(Records from a data source)
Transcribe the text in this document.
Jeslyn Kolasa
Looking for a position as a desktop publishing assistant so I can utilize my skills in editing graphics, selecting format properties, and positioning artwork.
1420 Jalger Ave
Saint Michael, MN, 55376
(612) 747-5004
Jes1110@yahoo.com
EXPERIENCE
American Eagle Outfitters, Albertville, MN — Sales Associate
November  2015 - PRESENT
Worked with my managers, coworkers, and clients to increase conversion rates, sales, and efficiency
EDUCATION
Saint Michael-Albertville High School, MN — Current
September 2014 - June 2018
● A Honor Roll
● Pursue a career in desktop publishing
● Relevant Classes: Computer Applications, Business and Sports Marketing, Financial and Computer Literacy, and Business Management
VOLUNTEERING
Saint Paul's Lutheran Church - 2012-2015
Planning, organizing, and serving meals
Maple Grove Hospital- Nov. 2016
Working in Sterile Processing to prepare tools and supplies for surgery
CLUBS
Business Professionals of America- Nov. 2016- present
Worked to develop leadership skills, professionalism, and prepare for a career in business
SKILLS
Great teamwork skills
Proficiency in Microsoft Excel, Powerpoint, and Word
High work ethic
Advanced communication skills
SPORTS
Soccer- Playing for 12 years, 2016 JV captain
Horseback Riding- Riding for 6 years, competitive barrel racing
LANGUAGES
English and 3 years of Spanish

Task objective
Faithfully transcribe the whole of the data.

Answer in full
Transcribe the text in this document.
Jeslyn Kolasa
Looking for a position as a desktop publishing assistant so I can utilize my skills in editing graphics, selecting format properties, and positioning artwork.
1420 Jalger Ave
Saint Michael, MN, 55376
(612) 747-5004
Jes1110@yahoo.com
EXPERIENCE
American Eagle Outfitters, Albertville, MN — Sales Associate
November  2015 - PRESENT
Worked with my managers, coworkers, and clients to increase conversion rates, sales, and efficiency
EDUCATION
Saint Michael-Albertville High School, MN — Current
September 2014 - June 2018
● A Honor Roll
● Pursue a career in desktop publishing
● Relevant Classes: Computer Applications, Business and Sports Marketing, Financial and Computer Literacy, and Business Management
VOLUNTEERING
Saint Paul's Lutheran Church - 2012-2015
Planning, organizing, and serving meals
Maple Grove Hospital- Nov. 2016
Working in Sterile Processing to prepare tools and supplies for surgery
CLUBS
Business Professionals of America- Nov. 2016- present
Worked to develop leadership skills, professionalism, and prepare for a career in business
SKILLS
Great teamwork skills
Proficiency in Microsoft Excel, Powerpoint, and Word
High work ethic
Advanced communication skills
SPORTS
Soccer- Playing for 12 years, 2016 JV captain
Horseback Riding- Riding for 6 years, competitive barrel racing
LANGUAGES
English and 3 years of Spanish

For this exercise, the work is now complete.